SBSAT recognizes a CNF formula as input if it is expressed in an ascii file that is formatted according to the DIMACS standard5. Such an input file begins with a line such as the following
p cnf <number_of_variables> <number_of_clauses>
where <number_of_variables> is the number of distinct variables present in the file and <number_of_clauses> is the number of clauses present in the input file. Lines starting with the character c indicate a comment and are ignored. Variables are represented as positive numbers, beginning with 1. A positive literal is a positive number and a negative literal is a negative number. Each clause is expressed on one line as a 0 terminated list of numbers, separated by blanks, and representing the literals of the clause. The contents of a file named small.cnf is shown in Figure 3.
Use the following commands to run sbsat on file small.cnf
(assume the starting point is the root directory of the SBSAT tree):
$ cd examples
$ sbsat small.cnf
The output is shown in Figure 4.

▶ _Stored data entries_
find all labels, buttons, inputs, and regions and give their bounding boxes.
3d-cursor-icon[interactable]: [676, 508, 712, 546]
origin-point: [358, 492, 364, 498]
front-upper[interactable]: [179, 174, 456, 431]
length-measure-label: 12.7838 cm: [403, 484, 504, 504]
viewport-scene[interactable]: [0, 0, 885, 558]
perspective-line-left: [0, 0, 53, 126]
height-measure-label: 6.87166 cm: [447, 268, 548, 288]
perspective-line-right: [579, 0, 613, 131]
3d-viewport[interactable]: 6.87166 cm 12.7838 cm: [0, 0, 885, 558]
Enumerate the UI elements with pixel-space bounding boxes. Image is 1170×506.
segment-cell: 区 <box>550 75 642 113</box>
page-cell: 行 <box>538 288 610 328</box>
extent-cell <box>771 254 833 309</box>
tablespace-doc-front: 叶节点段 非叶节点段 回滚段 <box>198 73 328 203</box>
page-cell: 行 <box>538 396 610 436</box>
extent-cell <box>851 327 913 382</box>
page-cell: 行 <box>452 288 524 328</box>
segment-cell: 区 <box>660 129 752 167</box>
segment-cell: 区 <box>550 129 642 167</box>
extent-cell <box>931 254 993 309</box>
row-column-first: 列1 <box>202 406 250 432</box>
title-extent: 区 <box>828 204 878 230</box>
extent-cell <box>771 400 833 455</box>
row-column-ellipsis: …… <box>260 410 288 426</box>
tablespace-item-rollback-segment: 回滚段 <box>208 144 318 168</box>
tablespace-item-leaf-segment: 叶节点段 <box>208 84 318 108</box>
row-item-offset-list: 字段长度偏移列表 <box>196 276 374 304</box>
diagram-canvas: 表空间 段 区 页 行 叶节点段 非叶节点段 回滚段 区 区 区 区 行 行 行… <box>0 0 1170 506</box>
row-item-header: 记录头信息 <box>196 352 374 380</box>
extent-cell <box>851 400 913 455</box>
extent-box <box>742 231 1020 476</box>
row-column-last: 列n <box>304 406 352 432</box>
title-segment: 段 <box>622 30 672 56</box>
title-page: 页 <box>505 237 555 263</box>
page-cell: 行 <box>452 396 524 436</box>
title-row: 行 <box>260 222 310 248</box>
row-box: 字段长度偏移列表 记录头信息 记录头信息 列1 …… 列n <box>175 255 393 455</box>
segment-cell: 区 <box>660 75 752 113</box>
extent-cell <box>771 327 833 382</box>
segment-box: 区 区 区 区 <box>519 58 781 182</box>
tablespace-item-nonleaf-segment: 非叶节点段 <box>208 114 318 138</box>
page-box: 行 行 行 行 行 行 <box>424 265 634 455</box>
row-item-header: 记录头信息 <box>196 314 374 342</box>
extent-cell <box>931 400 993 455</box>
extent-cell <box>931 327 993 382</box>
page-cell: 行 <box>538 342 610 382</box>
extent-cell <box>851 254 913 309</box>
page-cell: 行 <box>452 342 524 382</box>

▶ _WHAT IS BEING ASKED_
Can you quote the passage on SBSAT's input format word for word, everything from "SBSAT recognizes a" down to "in Figure 3."?

▶ _RESPONSE TO THIS EXERCISE_
SBSAT recognizes a CNF formula as input if it is expressed in an ascii file that is formatted according to the DIMACS standard5. Such an input file begins with a line such as the following
p cnf <number_of_variables> <number_of_clauses>
where <number_of_variables> is the number of distinct variables present in the file and <number_of_clauses> is the number of clauses present in the input file. Lines starting with the character c indicate a comment and are ignored. Variables are represented as positive numbers, beginning with 1. A positive literal is a positive number and a negative literal is a negative number. Each clause is expressed on one line as a 0 terminated list of numbers, separated by blanks, and representing the literals of the clause. The contents of a file named small.cnf is shown in Figure 3.